#### WHAT IS ASKED
Copy the lines that follow, keeping every character the same.

#### DATA SHOWN
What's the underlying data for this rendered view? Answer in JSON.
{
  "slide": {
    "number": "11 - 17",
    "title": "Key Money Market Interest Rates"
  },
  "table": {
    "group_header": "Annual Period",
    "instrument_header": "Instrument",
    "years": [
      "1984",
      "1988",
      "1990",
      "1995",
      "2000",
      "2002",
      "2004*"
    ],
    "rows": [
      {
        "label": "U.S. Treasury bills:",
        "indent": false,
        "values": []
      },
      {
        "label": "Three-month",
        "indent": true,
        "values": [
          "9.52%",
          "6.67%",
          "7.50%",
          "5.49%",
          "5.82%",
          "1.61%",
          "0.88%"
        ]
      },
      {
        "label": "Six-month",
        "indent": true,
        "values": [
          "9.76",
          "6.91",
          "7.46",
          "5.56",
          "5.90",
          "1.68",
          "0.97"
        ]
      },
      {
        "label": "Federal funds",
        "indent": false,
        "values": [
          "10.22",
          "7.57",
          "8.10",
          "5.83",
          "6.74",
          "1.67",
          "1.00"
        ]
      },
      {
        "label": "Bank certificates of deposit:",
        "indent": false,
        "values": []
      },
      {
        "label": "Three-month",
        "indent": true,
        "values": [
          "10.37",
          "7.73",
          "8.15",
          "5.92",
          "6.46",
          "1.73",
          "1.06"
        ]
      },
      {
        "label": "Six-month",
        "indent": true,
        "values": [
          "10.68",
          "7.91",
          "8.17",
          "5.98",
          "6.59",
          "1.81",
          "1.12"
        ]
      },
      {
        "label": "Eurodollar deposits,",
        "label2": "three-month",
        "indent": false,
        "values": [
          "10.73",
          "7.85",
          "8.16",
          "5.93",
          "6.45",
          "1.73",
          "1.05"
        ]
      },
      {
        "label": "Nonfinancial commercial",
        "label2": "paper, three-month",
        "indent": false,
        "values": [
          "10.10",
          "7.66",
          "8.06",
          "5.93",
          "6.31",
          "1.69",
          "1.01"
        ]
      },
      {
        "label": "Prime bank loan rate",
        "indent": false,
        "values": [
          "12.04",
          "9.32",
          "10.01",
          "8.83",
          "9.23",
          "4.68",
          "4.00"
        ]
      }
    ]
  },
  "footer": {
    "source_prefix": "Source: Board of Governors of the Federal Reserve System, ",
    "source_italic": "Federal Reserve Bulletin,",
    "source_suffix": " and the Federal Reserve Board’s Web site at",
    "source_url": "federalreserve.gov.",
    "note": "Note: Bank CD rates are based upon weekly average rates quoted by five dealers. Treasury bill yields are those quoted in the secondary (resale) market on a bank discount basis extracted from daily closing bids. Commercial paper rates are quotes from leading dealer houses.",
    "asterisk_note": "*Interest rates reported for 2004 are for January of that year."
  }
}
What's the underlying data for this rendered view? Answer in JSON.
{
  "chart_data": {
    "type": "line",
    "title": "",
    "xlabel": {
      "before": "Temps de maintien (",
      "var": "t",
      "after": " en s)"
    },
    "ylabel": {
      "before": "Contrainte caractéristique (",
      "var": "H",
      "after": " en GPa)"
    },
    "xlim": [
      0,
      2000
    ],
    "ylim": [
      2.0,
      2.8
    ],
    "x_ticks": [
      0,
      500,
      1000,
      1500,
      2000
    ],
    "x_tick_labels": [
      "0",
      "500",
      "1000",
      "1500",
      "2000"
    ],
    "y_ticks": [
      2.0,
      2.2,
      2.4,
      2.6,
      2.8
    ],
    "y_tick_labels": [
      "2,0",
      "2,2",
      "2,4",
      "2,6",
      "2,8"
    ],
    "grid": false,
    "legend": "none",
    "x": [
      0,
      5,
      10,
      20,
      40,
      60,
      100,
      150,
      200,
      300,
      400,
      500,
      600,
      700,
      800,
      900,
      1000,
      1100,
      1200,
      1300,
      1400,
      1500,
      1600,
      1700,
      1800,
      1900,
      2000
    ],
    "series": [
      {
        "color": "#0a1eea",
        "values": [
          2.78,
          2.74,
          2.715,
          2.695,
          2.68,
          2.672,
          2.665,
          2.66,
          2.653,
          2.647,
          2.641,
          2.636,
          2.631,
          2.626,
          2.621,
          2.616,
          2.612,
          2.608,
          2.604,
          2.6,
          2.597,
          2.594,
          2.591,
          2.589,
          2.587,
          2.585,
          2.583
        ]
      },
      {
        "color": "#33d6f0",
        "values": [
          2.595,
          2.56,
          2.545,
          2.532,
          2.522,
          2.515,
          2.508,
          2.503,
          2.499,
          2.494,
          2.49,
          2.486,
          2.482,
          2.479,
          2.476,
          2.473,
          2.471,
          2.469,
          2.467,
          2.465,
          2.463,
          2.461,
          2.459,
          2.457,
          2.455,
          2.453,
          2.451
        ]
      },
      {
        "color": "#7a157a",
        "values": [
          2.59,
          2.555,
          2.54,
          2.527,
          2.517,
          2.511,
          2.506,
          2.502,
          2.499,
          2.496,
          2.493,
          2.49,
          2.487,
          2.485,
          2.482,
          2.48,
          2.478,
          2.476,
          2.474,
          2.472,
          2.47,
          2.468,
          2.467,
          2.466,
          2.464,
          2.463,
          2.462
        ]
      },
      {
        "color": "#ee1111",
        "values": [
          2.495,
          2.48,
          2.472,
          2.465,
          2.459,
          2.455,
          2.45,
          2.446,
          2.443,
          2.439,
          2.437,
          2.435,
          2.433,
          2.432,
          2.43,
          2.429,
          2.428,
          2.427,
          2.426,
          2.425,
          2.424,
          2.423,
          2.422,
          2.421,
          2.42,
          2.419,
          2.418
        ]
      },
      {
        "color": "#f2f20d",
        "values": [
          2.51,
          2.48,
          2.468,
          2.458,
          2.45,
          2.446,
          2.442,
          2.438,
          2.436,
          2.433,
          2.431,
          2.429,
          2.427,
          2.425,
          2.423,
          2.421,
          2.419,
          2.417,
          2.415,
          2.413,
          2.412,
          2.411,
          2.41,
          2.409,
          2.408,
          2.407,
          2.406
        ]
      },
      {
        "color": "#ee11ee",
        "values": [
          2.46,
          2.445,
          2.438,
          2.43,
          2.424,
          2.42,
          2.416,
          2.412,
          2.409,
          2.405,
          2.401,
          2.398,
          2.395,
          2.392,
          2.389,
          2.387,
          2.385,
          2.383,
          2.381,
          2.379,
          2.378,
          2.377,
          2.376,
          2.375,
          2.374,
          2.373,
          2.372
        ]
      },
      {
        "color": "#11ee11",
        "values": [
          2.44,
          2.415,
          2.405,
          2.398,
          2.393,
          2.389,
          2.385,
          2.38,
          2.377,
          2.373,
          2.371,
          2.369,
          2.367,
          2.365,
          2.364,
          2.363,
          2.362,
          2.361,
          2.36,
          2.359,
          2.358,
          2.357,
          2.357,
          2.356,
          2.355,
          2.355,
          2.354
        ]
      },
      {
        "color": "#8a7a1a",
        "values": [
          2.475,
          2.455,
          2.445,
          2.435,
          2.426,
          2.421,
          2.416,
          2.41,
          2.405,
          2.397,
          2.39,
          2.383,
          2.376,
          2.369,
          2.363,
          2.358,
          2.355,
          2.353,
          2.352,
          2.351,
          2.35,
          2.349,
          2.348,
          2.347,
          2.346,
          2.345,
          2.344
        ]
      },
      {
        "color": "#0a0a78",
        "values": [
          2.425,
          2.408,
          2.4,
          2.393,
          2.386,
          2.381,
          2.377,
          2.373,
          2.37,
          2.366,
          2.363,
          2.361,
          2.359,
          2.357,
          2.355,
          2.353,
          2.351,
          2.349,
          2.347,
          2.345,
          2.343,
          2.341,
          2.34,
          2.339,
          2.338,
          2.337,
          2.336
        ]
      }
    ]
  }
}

#### OUTPUT BELOW
What's the underlying data for this rendered view? Answer in JSON.
{
  "slide": {
    "number": "11 - 17",
    "title": "Key Money Market Interest Rates"
  },
  "table": {
    "group_header": "Annual Period",
    "instrument_header": "Instrument",
    "years": [
      "1984",
      "1988",
      "1990",
      "1995",
      "2000",
      "2002",
      "2004*"
    ],
    "rows": [
      {
        "label": "U.S. Treasury bills:",
        "indent": false,
        "values": []
      },
      {
        "label": "Three-month",
        "indent": true,
        "values": [
          "9.52%",
          "6.67%",
          "7.50%",
          "5.49%",
          "5.82%",
          "1.61%",
          "0.88%"
        ]
      },
      {
        "label": "Six-month",
        "indent": true,
        "values": [
          "9.76",
          "6.91",
          "7.46",
          "5.56",
          "5.90",
          "1.68",
          "0.97"
        ]
      },
      {
        "label": "Federal funds",
        "indent": false,
        "values": [
          "10.22",
          "7.57",
          "8.10",
          "5.83",
          "6.74",
          "1.67",
          "1.00"
        ]
      },
      {
        "label": "Bank certificates of deposit:",
        "indent": false,
        "values": []
      },
      {
        "label": "Three-month",
        "indent": true,
        "values": [
          "10.37",
          "7.73",
          "8.15",
          "5.92",
          "6.46",
          "1.73",
          "1.06"
        ]
      },
      {
        "label": "Six-month",
        "indent": true,
        "values": [
          "10.68",
          "7.91",
          "8.17",
          "5.98",
          "6.59",
          "1.81",
          "1.12"
        ]
      },
      {
        "label": "Eurodollar deposits,",
        "label2": "three-month",
        "indent": false,
        "values": [
          "10.73",
          "7.85",
          "8.16",
          "5.93",
          "6.45",
          "1.73",
          "1.05"
        ]
      },
      {
        "label": "Nonfinancial commercial",
        "label2": "paper, three-month",
        "indent": false,
        "values": [
          "10.10",
          "7.66",
          "8.06",
          "5.93",
          "6.31",
          "1.69",
          "1.01"
        ]
      },
      {
        "label": "Prime bank loan rate",
        "indent": false,
        "values": [
          "12.04",
          "9.32",
          "10.01",
          "8.83",
          "9.23",
          "4.68",
          "4.00"
        ]
      }
    ]
  },
  "footer": {
    "source_prefix": "Source: Board of Governors of the Federal Reserve System, ",
    "source_italic": "Federal Reserve Bulletin,",
    "source_suffix": " and the Federal Reserve Board’s Web site at",
    "source_url": "federalreserve.gov.",
    "note": "Note: Bank CD rates are based upon weekly average rates quoted by five dealers. Treasury bill yields are those quoted in the secondary (resale) market on a bank discount basis extracted from daily closing bids. Commercial paper rates are quotes from leading dealer houses.",
    "asterisk_note": "*Interest rates reported for 2004 are for January of that year."
  }
}
What's the underlying data for this rendered view? Answer in JSON.
{
  "chart_data": {
    "type": "line",
    "title": "",
    "xlabel": {
      "before": "Temps de maintien (",
      "var": "t",
      "after": " en s)"
    },
    "ylabel": {
      "before": "Contrainte caractéristique (",
      "var": "H",
      "after": " en GPa)"
    },
    "xlim": [
      0,
      2000
    ],
    "ylim": [
      2.0,
      2.8
    ],
    "x_ticks": [
      0,
      500,
      1000,
      1500,
      2000
    ],
    "x_tick_labels": [
      "0",
      "500",
      "1000",
      "1500",
      "2000"
    ],
    "y_ticks": [
      2.0,
      2.2,
      2.4,
      2.6,
      2.8
    ],
    "y_tick_labels": [
      "2,0",
      "2,2",
      "2,4",
      "2,6",
      "2,8"
    ],
    "grid": false,
    "legend": "none",
    "x": [
      0,
      5,
      10,
      20,
      40,
      60,
      100,
      150,
      200,
      300,
      400,
      500,
      600,
      700,
      800,
      900,
      1000,
      1100,
      1200,
      1300,
      1400,
      1500,
      1600,
      1700,
      1800,
      1900,
      2000
    ],
    "series": [
      {
        "color": "#0a1eea",
        "values": [
          2.78,
          2.74,
          2.715,
          2.695,
          2.68,
          2.672,
          2.665,
          2.66,
          2.653,
          2.647,
          2.641,
          2.636,
          2.631,
          2.626,
          2.621,
          2.616,
          2.612,
          2.608,
          2.604,
          2.6,
          2.597,
          2.594,
          2.591,
          2.589,
          2.587,
          2.585,
          2.583
        ]
      },
      {
        "color": "#33d6f0",
        "values": [
          2.595,
          2.56,
          2.545,
          2.532,
          2.522,
          2.515,
          2.508,
          2.503,
          2.499,
          2.494,
          2.49,
          2.486,
          2.482,
          2.479,
          2.476,
          2.473,
          2.471,
          2.469,
          2.467,
          2.465,
          2.463,
          2.461,
          2.459,
          2.457,
          2.455,
          2.453,
          2.451
        ]
      },
      {
        "color": "#7a157a",
        "values": [
          2.59,
          2.555,
          2.54,
          2.527,
          2.517,
          2.511,
          2.506,
          2.502,
          2.499,
          2.496,
          2.493,
          2.49,
          2.487,
          2.485,
          2.482,
          2.48,
          2.478,
          2.476,
          2.474,
          2.472,
          2.47,
          2.468,
          2.467,
          2.466,
          2.464,
          2.463,
          2.462
        ]
      },
      {
        "color": "#ee1111",
        "values": [
          2.495,
          2.48,
          2.472,
          2.465,
          2.459,
          2.455,
          2.45,
          2.446,
          2.443,
          2.439,
          2.437,
          2.435,
          2.433,
          2.432,
          2.43,
          2.429,
          2.428,
          2.427,
          2.426,
          2.425,
          2.424,
          2.423,
          2.422,
          2.421,
          2.42,
          2.419,
          2.418
        ]
      },
      {
        "color": "#f2f20d",
        "values": [
          2.51,
          2.48,
          2.468,
          2.458,
          2.45,
          2.446,
          2.442,
          2.438,
          2.436,
          2.433,
          2.431,
          2.429,
          2.427,
          2.425,
          2.423,
          2.421,
          2.419,
          2.417,
          2.415,
          2.413,
          2.412,
          2.411,
          2.41,
          2.409,
          2.408,
          2.407,
          2.406
        ]
      },
      {
        "color": "#ee11ee",
        "values": [
          2.46,
          2.445,
          2.438,
          2.43,
          2.424,
          2.42,
          2.416,
          2.412,
          2.409,
          2.405,
          2.401,
          2.398,
          2.395,
          2.392,
          2.389,
          2.387,
          2.385,
          2.383,
          2.381,
          2.379,
          2.378,
          2.377,
          2.376,
          2.375,
          2.374,
          2.373,
          2.372
        ]
      },
      {
        "color": "#11ee11",
        "values": [
          2.44,
          2.415,
          2.405,
          2.398,
          2.393,
          2.389,
          2.385,
          2.38,
          2.377,
          2.373,
          2.371,
          2.369,
          2.367,
          2.365,
          2.364,
          2.363,
          2.362,
          2.361,
          2.36,
          2.359,
          2.358,
          2.357,
          2.357,
          2.356,
          2.355,
          2.355,
          2.354
        ]
      },
      {
        "color": "#8a7a1a",
        "values": [
          2.475,
          2.455,
          2.445,
          2.435,
          2.426,
          2.421,
          2.416,
          2.41,
          2.405,
          2.397,
          2.39,
          2.383,
          2.376,
          2.369,
          2.363,
          2.358,
          2.355,
          2.353,
          2.352,
          2.351,
          2.35,
          2.349,
          2.348,
          2.347,
          2.346,
          2.345,
          2.344
        ]
      },
      {
        "color": "#0a0a78",
        "values": [
          2.425,
          2.408,
          2.4,
          2.393,
          2.386,
          2.381,
          2.377,
          2.373,
          2.37,
          2.366,
          2.363,
          2.361,
          2.359,
          2.357,
          2.355,
          2.353,
          2.351,
          2.349,
          2.347,
          2.345,
          2.343,
          2.341,
          2.34,
          2.339,
          2.338,
          2.337,
          2.336
        ]
      }
    ]
  }
}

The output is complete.